Your task
Please read the power of attorney below: in which company does the undersigned serve as an officer and/or trustee?

Source
The undersigned hereby constitutes and appoints Daniel P. Hansen, Christopher R.
Eng, David C. Wright, David S. Freed and Mark W. Wickersham and each of them, as
his or her true and lawful attorney-in-fact to:

(1)  prepare, execute in the undersigned's name and on the undersigned's behalf,
and submit to the U.S. Securities and Exchange Commission (the "SEC") a Form ID,
including amendments thereto, and any other documents necessary or appropriate
to obtain codes and passwords enabling the undersigned to make electronic
filings with the SEC of reports required by Section 16(a) of the Securities
Exchange Act of 1934 or any rule or regulation of the SEC;

(2)  execute for and on behalf of the undersigned, in the undersigned's capacity
as an officer and/or trustee of Summit Hotel Properties, Inc. (the "Company"),
Forms 3, 4 and 5 in accordance with Section 16(a) of the Securities Exchange Act
of 1934 and the rules thereunder;

(3)  do and perform any and all acts for and on behalf of the undersigned which
may be necessary or desirable to complete and execute any such Form 3, 4 or 5,
complete and execute any amendment or amendments thereto, and timely file such
form with the SEC and any stock exchange or similar authority; and

(4)  take any other action of any type whatsoever in connection with the
foregoing which, in the opinion of such attorney-in-fact, may be of benefit to,
in the best interest of, or legally required by, the undersigned, it being
understood that the documents executed by such attorney-in-fact on behalf of the
undersigned pursuant to this Power of Attorney shall be in such form and shall
contain such terms and conditions as such attorney-in-fact may approve in such
attorney-in-fact's discretion.

Material supplied
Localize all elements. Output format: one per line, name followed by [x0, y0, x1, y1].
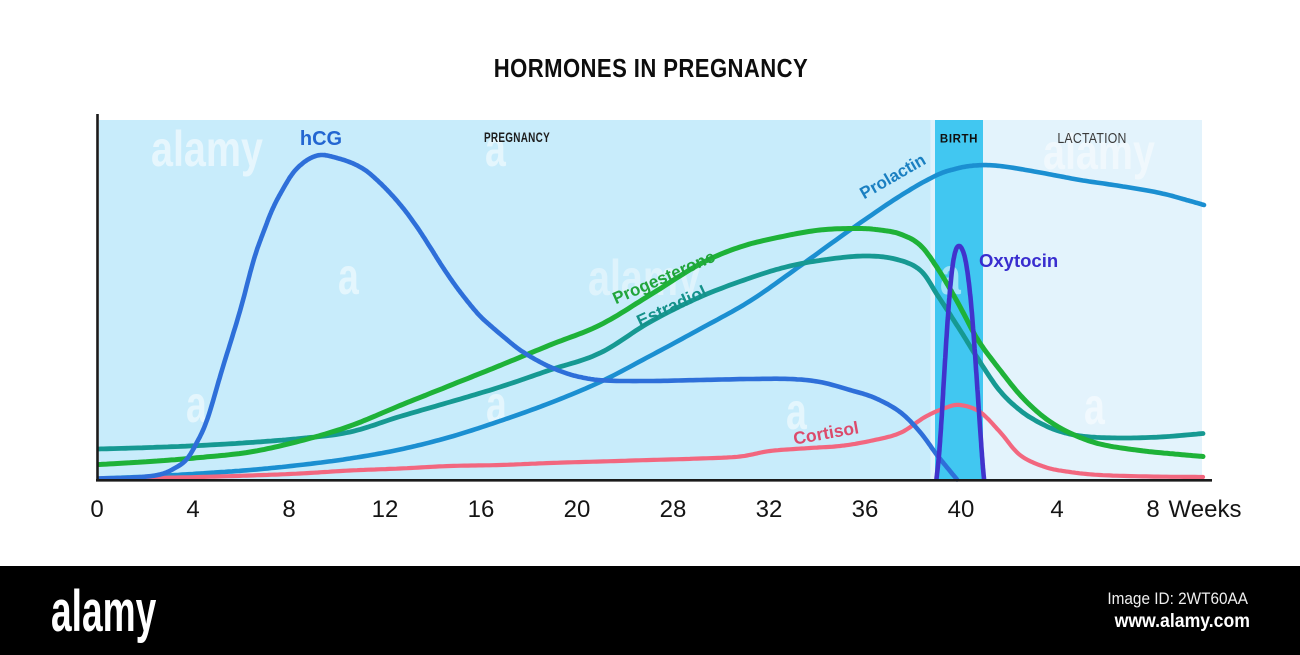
svg-text:8: 8: [1146, 496, 1159, 523]
svg-text:a: a: [186, 375, 207, 434]
svg-text:alamy: alamy: [51, 580, 156, 644]
svg-text:a: a: [485, 119, 506, 178]
svg-text:4: 4: [186, 496, 199, 523]
svg-text:LACTATION: LACTATION: [1057, 130, 1126, 146]
svg-text:Image ID: 2WT60AA: Image ID: 2WT60AA: [1107, 591, 1248, 609]
svg-text:Weeks: Weeks: [1169, 496, 1242, 523]
svg-text:32: 32: [756, 496, 783, 523]
svg-text:HORMONES IN PREGNANCY: HORMONES IN PREGNANCY: [494, 54, 808, 83]
svg-text:www.alamy.com: www.alamy.com: [1114, 609, 1250, 631]
svg-text:0: 0: [90, 496, 103, 523]
svg-text:4: 4: [1050, 496, 1063, 523]
svg-text:12: 12: [372, 496, 399, 523]
svg-text:a: a: [338, 247, 359, 306]
svg-text:BIRTH: BIRTH: [940, 134, 978, 146]
svg-text:PREGNANCY: PREGNANCY: [484, 129, 550, 145]
svg-text:a: a: [1084, 377, 1105, 436]
svg-text:Oxytocin: Oxytocin: [979, 250, 1058, 271]
svg-text:a: a: [786, 382, 807, 441]
svg-text:alamy: alamy: [151, 121, 263, 178]
svg-text:20: 20: [564, 496, 591, 523]
svg-text:40: 40: [948, 496, 975, 523]
svg-text:alamy: alamy: [1043, 124, 1155, 181]
svg-text:hCG: hCG: [300, 128, 342, 150]
svg-text:8: 8: [282, 496, 295, 523]
svg-text:16: 16: [468, 496, 495, 523]
svg-text:28: 28: [660, 496, 687, 523]
svg-text:36: 36: [852, 496, 879, 523]
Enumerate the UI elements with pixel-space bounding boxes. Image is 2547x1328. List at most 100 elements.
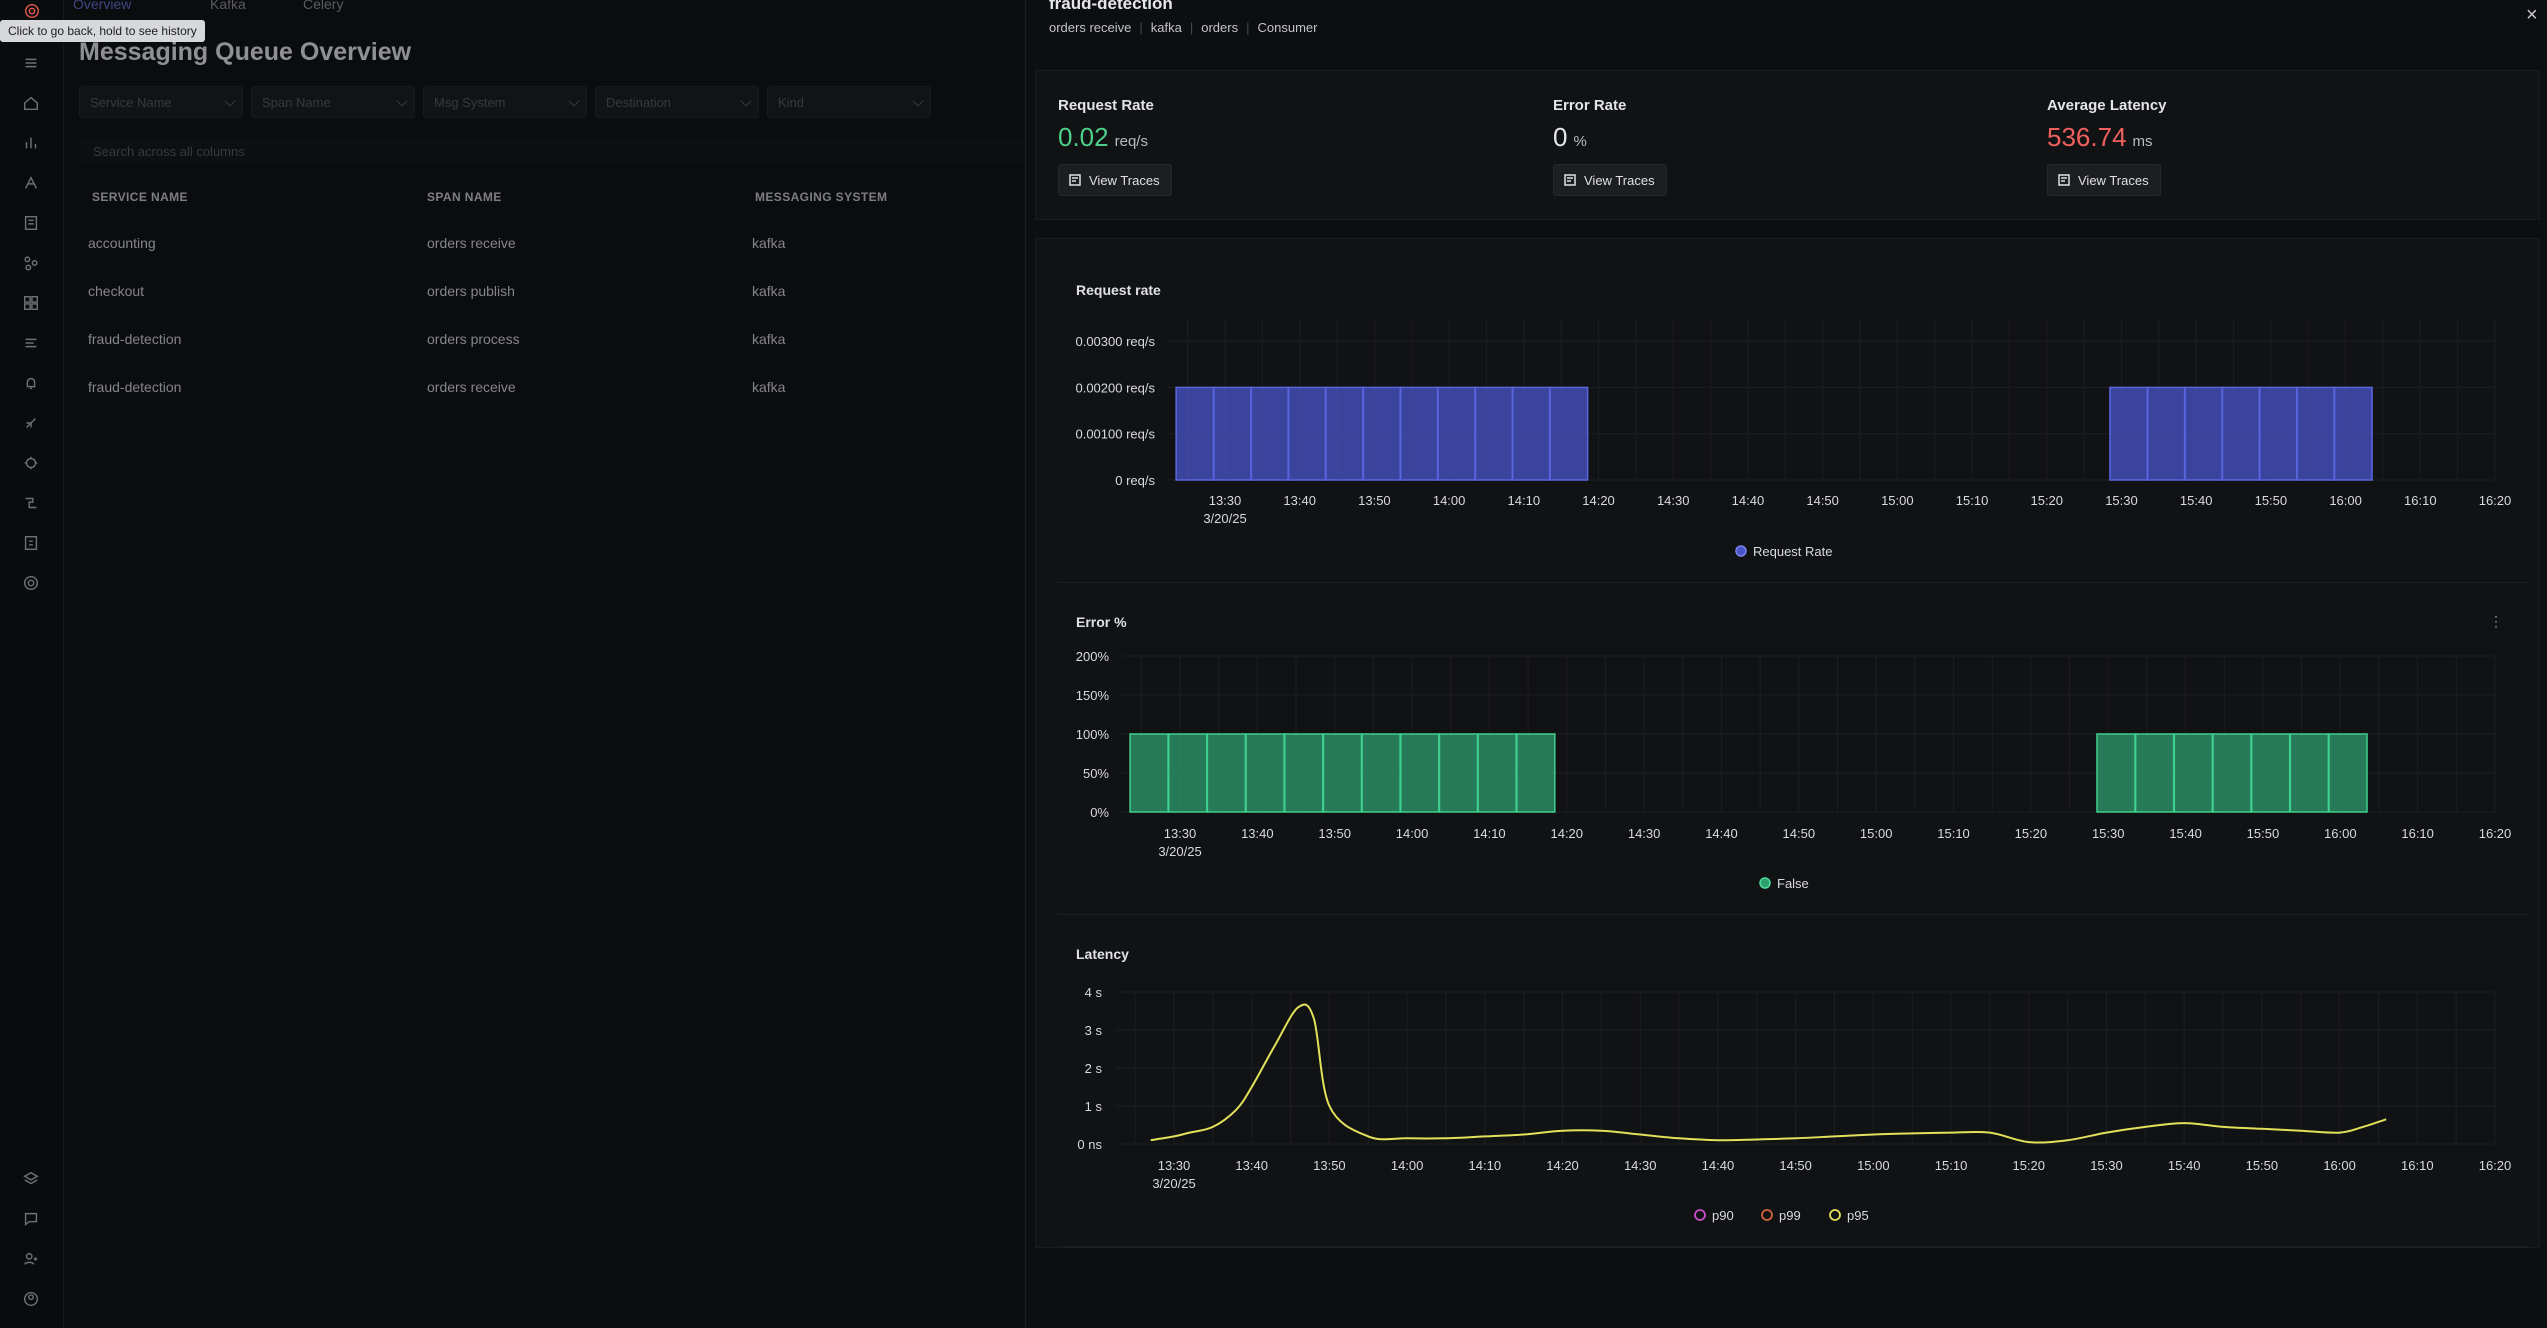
span-name-filter[interactable]: Span Name [251,86,415,118]
tab-kafka[interactable]: Kafka [210,0,246,12]
x-tick-label: 16:10 [2401,826,2434,841]
traces-icon [1564,174,1576,186]
dashboards-icon[interactable] [20,292,42,314]
table-row-system[interactable]: kafka [752,379,786,395]
legend-marker [1735,545,1747,557]
traces-icon[interactable] [20,252,42,274]
settings-icon[interactable] [20,572,42,594]
table-row-span[interactable]: orders publish [427,283,515,299]
bar [2183,386,2224,481]
bar-chart-icon[interactable] [20,132,42,154]
chat-icon[interactable] [20,1208,42,1230]
layers-icon[interactable] [20,1168,42,1190]
integrations-icon[interactable] [20,412,42,434]
x-tick-label: 15:50 [2246,1158,2279,1173]
x-tick-label: 13:30 [1164,826,1197,841]
msg-system-filter[interactable]: Msg System [423,86,587,118]
bar [1129,733,1169,813]
bar [2146,386,2187,481]
close-icon[interactable]: × [2526,4,2538,26]
table-row-service[interactable]: checkout [88,283,145,299]
y-tick-label: 3 s [1085,1023,1103,1038]
tab-celery[interactable]: Celery [303,0,344,12]
series-line [1150,1003,2387,1144]
x-tick-label: 13:30 [1209,493,1242,508]
bar [1477,733,1517,813]
bar [2109,386,2149,481]
table-row-span[interactable]: orders process [427,331,520,347]
bar [2258,386,2299,481]
error-rate-value: 0% [1553,122,1587,152]
table-row-system[interactable]: kafka [752,283,786,299]
view-traces-button[interactable]: View Traces [2047,164,2161,196]
legend-label: p90 [1712,1208,1734,1223]
search-input[interactable]: Search across all columns [79,138,1025,164]
table-row-span[interactable]: orders receive [427,235,516,251]
table-row-span[interactable]: orders receive [427,379,516,395]
column-messaging-system[interactable]: MESSAGING SYSTEM [755,190,888,204]
list-icon[interactable] [20,332,42,354]
legend-marker [1829,1209,1841,1221]
service-name-filter[interactable]: Service Name [79,86,243,118]
pipelines-icon[interactable] [20,492,42,514]
bar [1399,386,1439,481]
y-tick-label: 0.00200 req/s [1075,380,1155,395]
x-tick-label: 14:30 [1624,1158,1657,1173]
x-tick-label: 14:10 [1473,826,1506,841]
x-tick-label: 15:40 [2169,826,2202,841]
bar [1206,733,1247,813]
home-icon[interactable] [20,92,42,114]
y-tick-label: 0% [1090,805,1109,820]
logo-icon[interactable] [21,0,43,22]
x-tick-label: 16:00 [2323,1158,2356,1173]
tab-overview[interactable]: Overview [73,0,132,12]
table-row-system[interactable]: kafka [752,235,786,251]
average-latency-label: Average Latency [2047,97,2167,114]
table-row-service[interactable]: accounting [88,235,156,251]
sidebar-rail [0,0,64,1328]
average-latency-value: 536.74 ms [2047,122,2153,152]
bar [1322,733,1363,813]
column-service-name[interactable]: SERVICE NAME [92,190,188,204]
x-tick-label: 15:00 [1857,1158,1890,1173]
table-row-system[interactable]: kafka [752,331,786,347]
logs-icon[interactable] [20,212,42,234]
bar [1361,733,1401,813]
bar [1284,733,1324,813]
view-traces-button[interactable]: View Traces [1058,164,1172,196]
column-span-name[interactable]: SPAN NAME [427,190,502,204]
y-tick-label: 0.00100 req/s [1075,427,1155,442]
alerts-icon[interactable] [20,372,42,394]
billing-icon[interactable] [20,532,42,554]
divider [1058,1246,2528,1247]
page-title: Messaging Queue Overview [79,38,412,66]
more-options-icon[interactable]: ⋮ [2489,613,2503,629]
y-tick-label: 1 s [1085,1099,1103,1114]
exceptions-icon[interactable] [20,452,42,474]
bar [1175,386,1215,481]
destination-filter[interactable]: Destination [595,86,759,118]
x-tick-label: 16:00 [2329,493,2362,508]
x-tick-label: 14:20 [1582,493,1615,508]
x-tick-label: 15:40 [2180,493,2213,508]
legend-marker [1694,1209,1706,1221]
back-tooltip: Click to go back, hold to see history [0,20,205,42]
bar [2328,733,2368,813]
bar [1250,386,1290,481]
account-icon[interactable] [20,1288,42,1310]
divider [1058,582,2528,583]
bar [1438,733,1479,813]
services-icon[interactable] [20,172,42,194]
bar [1400,733,1440,813]
messaging-queue-icon[interactable] [20,52,42,74]
table-row-service[interactable]: fraud-detection [88,331,182,347]
bar [1212,386,1253,481]
x-tick-label: 13:50 [1313,1158,1346,1173]
bar [2333,386,2373,481]
view-traces-button[interactable]: View Traces [1553,164,1667,196]
x-tick-label: 13:40 [1235,1158,1268,1173]
table-row-service[interactable]: fraud-detection [88,379,182,395]
x-tick-label: 15:50 [2247,826,2280,841]
invite-user-icon[interactable] [20,1248,42,1270]
kind-filter[interactable]: Kind [767,86,931,118]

Reply
Summit Hotel Properties, Inc.